# Work to complete
Report the number of lines in the entries below that include the word "generative", and nothing else.

__________________________________________________

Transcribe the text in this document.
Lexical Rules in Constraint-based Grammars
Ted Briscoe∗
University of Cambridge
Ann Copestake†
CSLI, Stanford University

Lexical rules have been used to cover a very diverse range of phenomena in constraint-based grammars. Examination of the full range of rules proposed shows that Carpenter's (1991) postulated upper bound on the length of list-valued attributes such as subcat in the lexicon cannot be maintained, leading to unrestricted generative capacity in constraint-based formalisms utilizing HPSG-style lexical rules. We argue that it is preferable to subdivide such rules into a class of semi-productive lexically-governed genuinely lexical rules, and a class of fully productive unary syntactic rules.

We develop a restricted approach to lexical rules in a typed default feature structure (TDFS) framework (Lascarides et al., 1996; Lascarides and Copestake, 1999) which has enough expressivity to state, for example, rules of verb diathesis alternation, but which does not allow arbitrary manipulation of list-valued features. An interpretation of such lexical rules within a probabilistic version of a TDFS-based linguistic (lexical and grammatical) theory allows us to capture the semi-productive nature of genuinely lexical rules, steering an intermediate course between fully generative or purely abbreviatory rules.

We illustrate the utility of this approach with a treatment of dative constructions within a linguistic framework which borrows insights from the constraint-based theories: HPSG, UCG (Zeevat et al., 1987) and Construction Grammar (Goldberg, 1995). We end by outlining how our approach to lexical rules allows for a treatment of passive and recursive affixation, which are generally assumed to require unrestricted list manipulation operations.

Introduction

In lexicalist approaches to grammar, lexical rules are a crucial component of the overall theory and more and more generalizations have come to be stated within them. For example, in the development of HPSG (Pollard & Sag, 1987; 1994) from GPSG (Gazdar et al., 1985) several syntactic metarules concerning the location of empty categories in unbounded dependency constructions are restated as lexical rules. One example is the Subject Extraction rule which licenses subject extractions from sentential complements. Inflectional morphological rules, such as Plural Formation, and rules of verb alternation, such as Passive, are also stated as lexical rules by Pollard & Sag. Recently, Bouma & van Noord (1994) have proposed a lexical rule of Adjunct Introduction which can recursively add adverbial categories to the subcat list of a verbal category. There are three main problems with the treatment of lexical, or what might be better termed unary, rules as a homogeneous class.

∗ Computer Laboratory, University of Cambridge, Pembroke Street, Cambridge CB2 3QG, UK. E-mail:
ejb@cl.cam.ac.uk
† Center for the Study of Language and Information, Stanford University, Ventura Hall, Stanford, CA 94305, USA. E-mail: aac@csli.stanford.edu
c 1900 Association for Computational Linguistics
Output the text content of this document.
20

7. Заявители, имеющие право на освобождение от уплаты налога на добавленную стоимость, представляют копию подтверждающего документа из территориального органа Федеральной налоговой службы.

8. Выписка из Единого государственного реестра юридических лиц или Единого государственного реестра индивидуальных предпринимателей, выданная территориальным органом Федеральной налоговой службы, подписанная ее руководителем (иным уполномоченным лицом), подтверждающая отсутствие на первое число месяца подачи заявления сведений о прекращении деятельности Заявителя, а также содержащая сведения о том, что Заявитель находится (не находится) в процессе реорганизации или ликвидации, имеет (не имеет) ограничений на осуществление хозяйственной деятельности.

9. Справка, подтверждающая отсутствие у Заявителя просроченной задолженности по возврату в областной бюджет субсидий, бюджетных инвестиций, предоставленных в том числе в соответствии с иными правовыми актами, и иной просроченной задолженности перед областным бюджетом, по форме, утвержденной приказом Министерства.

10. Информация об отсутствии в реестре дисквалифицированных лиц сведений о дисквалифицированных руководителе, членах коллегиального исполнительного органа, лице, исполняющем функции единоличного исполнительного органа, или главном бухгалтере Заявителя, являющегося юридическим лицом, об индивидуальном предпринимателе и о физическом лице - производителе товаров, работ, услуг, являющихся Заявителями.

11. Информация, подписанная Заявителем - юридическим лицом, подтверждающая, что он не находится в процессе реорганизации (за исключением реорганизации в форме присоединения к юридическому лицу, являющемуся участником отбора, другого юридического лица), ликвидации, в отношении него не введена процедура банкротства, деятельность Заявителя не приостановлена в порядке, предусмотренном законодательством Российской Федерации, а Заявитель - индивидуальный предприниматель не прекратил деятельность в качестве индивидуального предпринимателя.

__________________________________________________

# Exercise result
2